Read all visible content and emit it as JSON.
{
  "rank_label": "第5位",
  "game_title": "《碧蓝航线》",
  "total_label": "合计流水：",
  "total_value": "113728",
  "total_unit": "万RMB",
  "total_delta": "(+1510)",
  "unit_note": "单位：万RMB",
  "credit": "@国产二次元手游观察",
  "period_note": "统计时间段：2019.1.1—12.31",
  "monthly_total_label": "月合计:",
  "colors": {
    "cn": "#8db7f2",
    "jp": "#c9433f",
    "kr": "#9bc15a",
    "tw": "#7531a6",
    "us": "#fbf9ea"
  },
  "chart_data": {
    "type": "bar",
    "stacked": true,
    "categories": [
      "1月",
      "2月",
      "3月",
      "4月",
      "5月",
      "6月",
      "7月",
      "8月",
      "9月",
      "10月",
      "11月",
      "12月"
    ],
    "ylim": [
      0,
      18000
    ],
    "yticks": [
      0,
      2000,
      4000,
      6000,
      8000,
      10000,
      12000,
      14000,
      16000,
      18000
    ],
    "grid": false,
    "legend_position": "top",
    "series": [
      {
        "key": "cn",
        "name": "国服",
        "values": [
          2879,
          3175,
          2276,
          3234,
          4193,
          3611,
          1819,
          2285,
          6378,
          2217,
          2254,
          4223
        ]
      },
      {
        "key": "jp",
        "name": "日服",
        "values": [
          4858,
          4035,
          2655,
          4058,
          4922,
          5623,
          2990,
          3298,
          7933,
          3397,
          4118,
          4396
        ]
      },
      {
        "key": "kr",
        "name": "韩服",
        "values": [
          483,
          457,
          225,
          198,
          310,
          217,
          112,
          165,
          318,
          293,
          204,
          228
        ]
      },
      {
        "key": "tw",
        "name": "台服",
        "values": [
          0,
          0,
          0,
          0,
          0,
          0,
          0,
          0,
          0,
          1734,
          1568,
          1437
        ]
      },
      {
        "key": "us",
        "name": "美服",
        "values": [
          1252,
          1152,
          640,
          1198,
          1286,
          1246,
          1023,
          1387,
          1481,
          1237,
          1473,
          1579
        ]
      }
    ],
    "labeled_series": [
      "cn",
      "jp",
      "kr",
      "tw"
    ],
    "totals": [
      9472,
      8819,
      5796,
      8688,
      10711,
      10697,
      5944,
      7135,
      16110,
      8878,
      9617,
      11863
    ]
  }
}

==

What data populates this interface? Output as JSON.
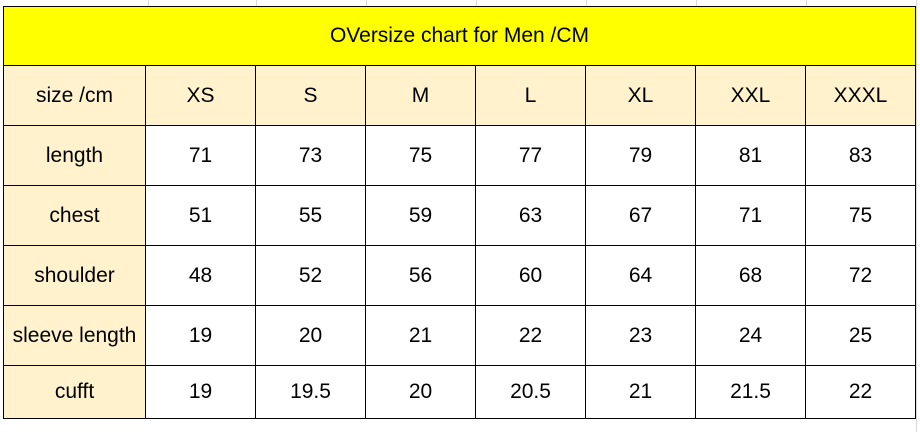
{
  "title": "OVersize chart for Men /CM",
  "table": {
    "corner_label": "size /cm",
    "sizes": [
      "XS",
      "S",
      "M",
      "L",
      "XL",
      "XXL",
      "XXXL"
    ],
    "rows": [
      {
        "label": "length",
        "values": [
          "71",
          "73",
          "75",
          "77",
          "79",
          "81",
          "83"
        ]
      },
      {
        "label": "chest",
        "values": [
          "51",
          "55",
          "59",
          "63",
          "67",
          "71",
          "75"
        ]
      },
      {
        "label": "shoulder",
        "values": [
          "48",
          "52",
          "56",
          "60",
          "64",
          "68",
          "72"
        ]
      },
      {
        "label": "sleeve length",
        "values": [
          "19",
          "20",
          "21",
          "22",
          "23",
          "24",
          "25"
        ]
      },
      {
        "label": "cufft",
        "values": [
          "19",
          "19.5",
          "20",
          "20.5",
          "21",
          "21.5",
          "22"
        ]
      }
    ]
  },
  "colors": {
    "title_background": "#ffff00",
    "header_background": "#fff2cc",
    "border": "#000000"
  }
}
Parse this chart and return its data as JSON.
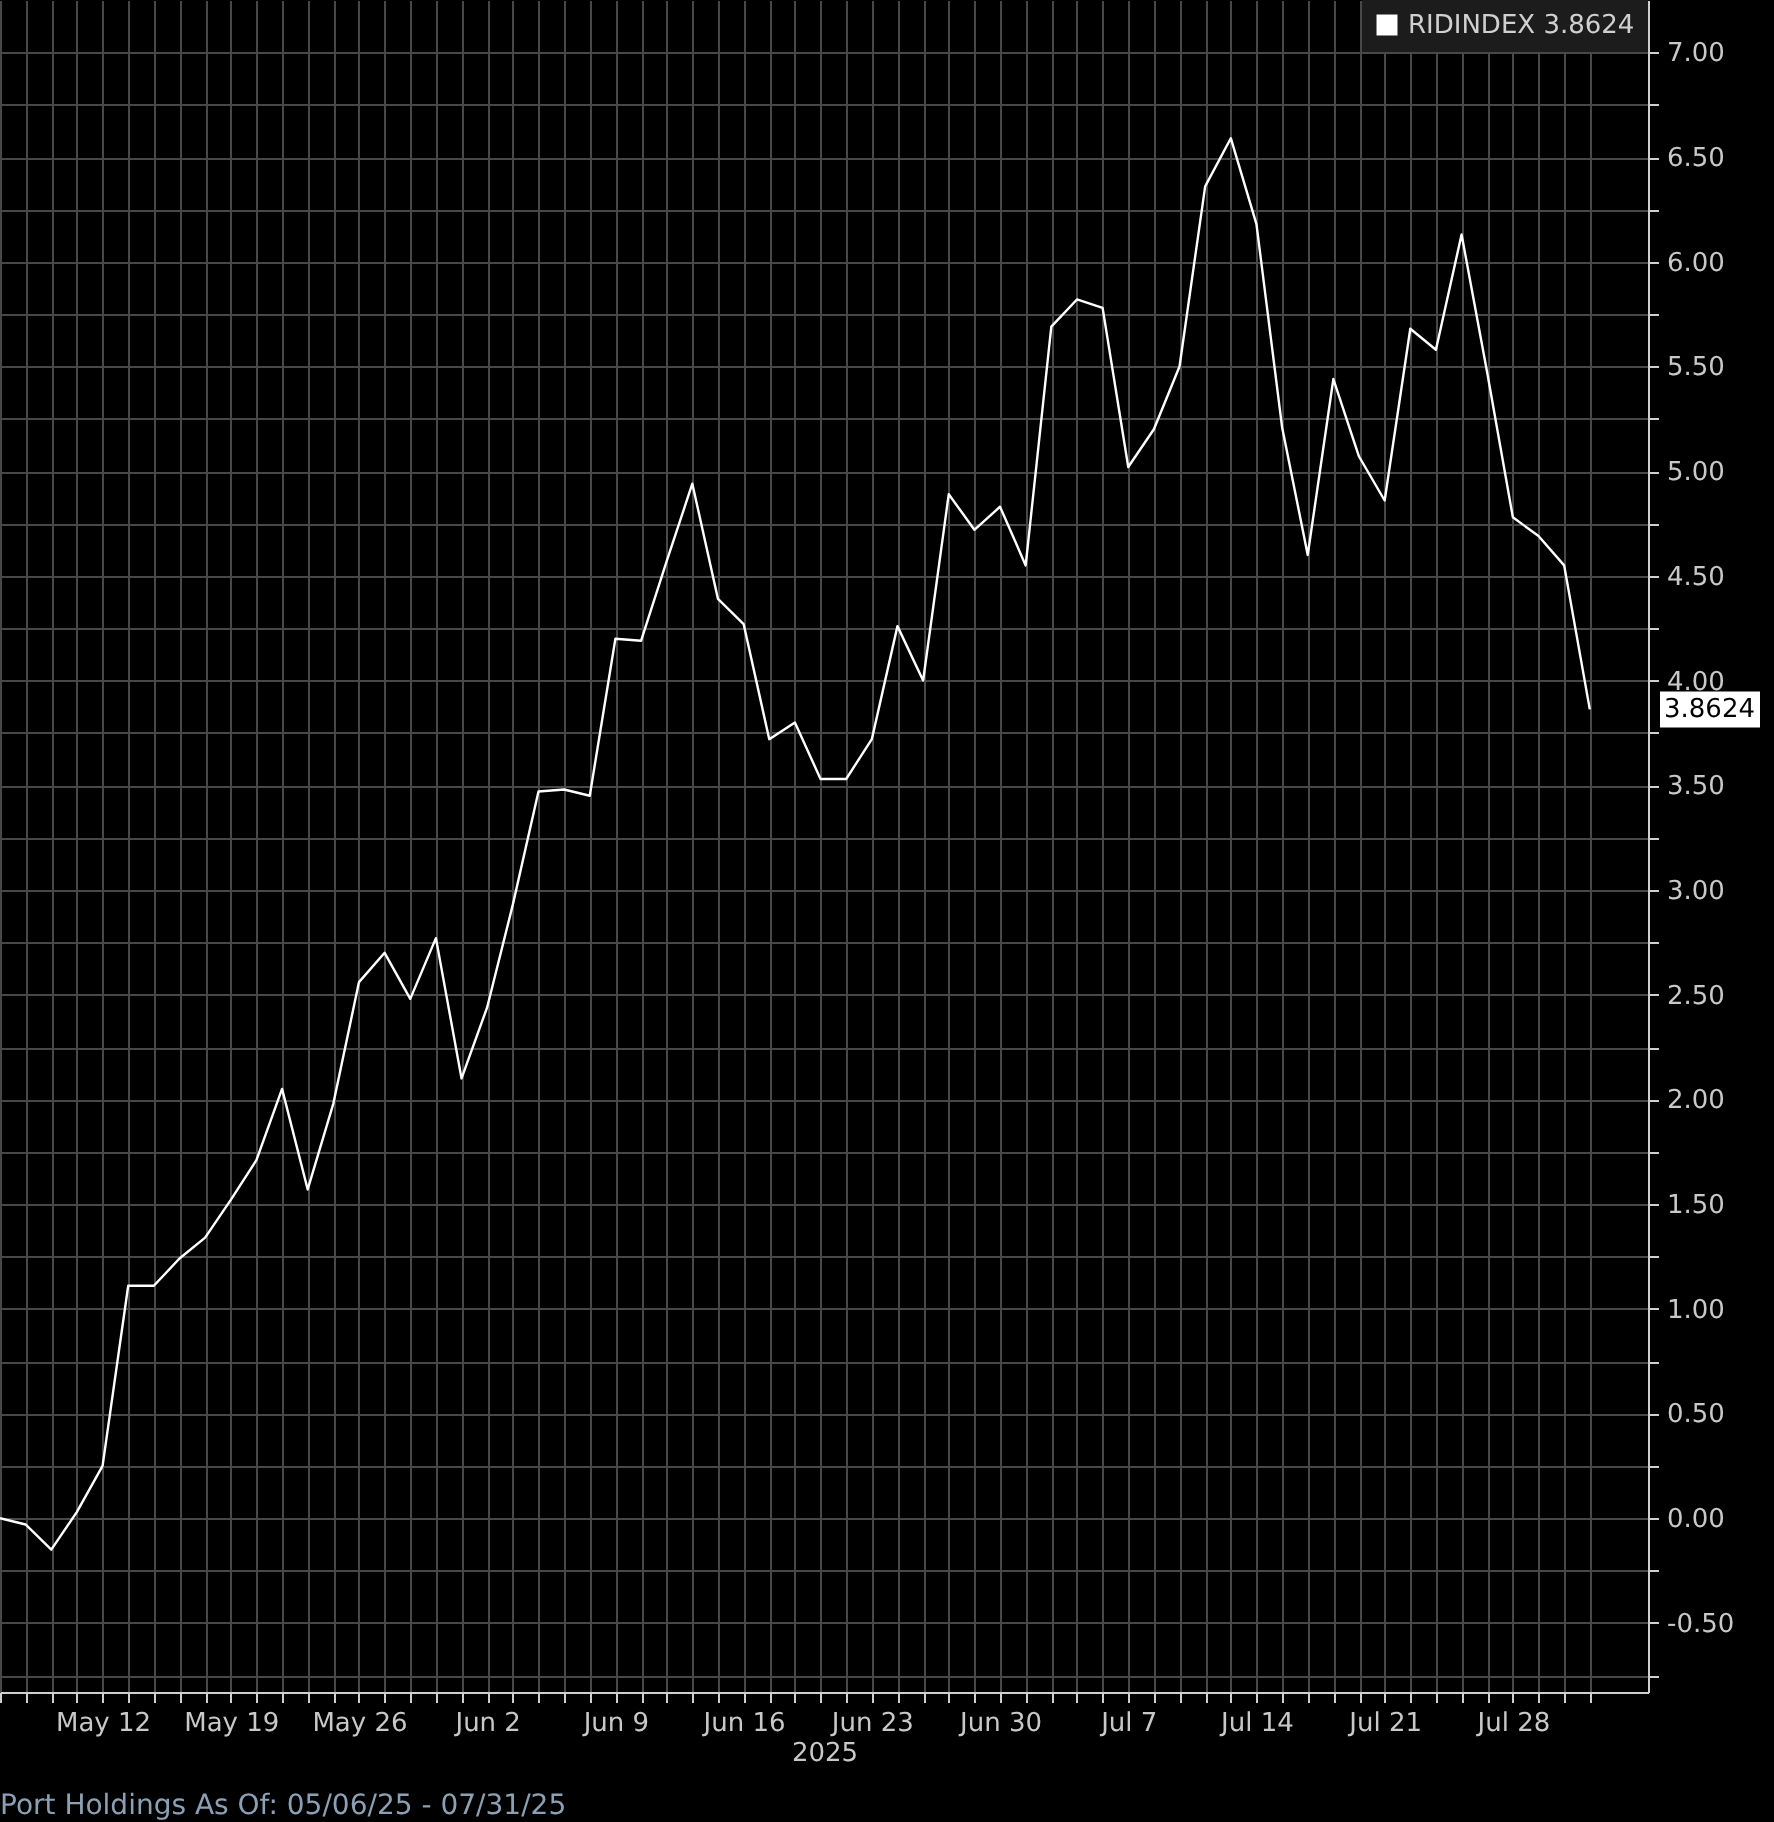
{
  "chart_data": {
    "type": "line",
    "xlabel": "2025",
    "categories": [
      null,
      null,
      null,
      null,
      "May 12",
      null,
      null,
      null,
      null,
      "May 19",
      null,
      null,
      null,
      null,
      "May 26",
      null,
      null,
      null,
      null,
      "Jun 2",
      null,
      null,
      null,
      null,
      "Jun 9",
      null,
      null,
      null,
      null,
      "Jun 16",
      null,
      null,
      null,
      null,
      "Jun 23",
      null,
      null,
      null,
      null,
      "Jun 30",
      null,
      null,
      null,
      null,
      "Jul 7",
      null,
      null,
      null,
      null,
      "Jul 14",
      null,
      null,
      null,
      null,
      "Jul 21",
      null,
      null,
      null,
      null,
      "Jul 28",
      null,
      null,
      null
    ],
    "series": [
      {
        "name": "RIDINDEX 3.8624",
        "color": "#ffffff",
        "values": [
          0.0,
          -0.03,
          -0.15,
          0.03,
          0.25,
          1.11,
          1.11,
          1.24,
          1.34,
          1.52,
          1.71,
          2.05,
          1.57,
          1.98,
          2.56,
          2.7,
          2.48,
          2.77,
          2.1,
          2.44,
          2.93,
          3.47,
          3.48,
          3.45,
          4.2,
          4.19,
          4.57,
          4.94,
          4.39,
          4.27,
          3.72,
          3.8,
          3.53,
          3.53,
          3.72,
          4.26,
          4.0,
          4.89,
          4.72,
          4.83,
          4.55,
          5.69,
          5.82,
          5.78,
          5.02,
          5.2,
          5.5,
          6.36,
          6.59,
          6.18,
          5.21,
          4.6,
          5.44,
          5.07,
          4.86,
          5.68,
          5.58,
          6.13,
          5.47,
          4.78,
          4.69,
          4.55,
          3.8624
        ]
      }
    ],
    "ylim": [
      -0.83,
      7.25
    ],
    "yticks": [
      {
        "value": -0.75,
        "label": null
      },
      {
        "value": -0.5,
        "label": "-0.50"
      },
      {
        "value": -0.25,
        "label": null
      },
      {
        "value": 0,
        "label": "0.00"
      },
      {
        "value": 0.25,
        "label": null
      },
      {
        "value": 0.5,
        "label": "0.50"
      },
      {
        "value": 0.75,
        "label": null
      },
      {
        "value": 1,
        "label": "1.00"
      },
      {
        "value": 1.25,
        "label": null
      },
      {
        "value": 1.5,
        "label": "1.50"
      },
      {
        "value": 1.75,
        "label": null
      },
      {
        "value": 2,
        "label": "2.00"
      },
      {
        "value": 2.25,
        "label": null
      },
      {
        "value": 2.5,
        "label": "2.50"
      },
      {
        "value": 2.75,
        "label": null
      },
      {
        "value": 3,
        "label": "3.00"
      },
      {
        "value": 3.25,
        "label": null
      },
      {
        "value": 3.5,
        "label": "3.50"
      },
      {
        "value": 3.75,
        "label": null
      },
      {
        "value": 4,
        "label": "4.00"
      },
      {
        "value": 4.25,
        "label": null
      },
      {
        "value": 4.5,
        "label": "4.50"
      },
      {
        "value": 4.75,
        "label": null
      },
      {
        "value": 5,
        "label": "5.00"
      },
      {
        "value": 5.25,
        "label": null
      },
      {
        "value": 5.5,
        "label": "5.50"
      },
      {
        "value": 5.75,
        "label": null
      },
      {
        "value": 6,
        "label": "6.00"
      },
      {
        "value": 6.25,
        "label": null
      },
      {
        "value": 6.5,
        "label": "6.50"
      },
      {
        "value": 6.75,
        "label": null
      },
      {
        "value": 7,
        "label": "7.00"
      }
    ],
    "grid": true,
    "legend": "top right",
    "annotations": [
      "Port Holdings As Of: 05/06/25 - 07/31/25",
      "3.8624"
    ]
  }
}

* * *

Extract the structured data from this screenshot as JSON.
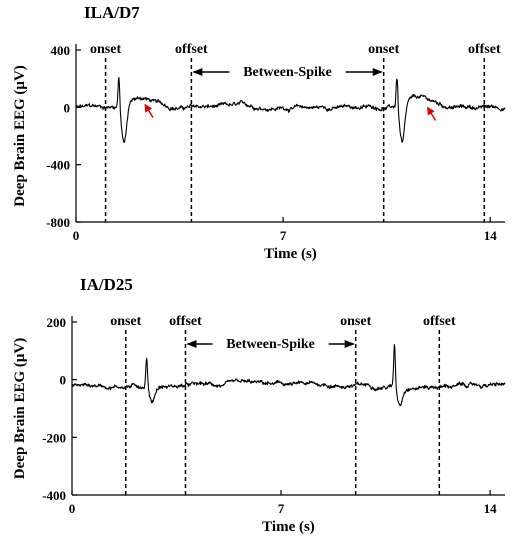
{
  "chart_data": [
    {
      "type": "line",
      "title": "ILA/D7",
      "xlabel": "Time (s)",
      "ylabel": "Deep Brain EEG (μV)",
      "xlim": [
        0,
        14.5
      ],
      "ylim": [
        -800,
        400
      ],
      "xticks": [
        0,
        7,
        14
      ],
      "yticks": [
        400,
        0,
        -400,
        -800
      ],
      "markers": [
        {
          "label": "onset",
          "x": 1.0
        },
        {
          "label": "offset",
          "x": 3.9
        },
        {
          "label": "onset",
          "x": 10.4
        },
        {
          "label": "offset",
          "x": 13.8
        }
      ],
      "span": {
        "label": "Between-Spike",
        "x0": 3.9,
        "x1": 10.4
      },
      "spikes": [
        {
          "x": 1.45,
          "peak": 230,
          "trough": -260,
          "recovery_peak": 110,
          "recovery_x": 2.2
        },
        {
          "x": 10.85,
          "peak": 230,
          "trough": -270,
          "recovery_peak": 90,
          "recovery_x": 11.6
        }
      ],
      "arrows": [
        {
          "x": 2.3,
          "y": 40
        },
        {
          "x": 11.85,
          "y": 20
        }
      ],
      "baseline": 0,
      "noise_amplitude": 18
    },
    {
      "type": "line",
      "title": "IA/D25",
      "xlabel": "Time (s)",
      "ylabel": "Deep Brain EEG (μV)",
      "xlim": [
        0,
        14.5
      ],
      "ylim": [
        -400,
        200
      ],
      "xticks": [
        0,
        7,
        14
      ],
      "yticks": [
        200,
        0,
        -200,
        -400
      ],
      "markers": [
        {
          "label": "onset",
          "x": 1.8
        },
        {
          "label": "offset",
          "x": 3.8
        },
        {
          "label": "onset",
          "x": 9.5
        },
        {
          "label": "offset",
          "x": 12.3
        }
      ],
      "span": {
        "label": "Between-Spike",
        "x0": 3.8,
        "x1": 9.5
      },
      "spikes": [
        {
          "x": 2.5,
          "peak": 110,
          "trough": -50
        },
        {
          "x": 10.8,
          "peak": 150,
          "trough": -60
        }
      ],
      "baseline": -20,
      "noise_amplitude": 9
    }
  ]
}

## WORK TO BE COMPLETED:
Scan the material and collect every line that contains "type".

## EXERCISE SOLUTION:
    "type": "bar",
    "type": "line",
      "type": "line",
      "type": "line",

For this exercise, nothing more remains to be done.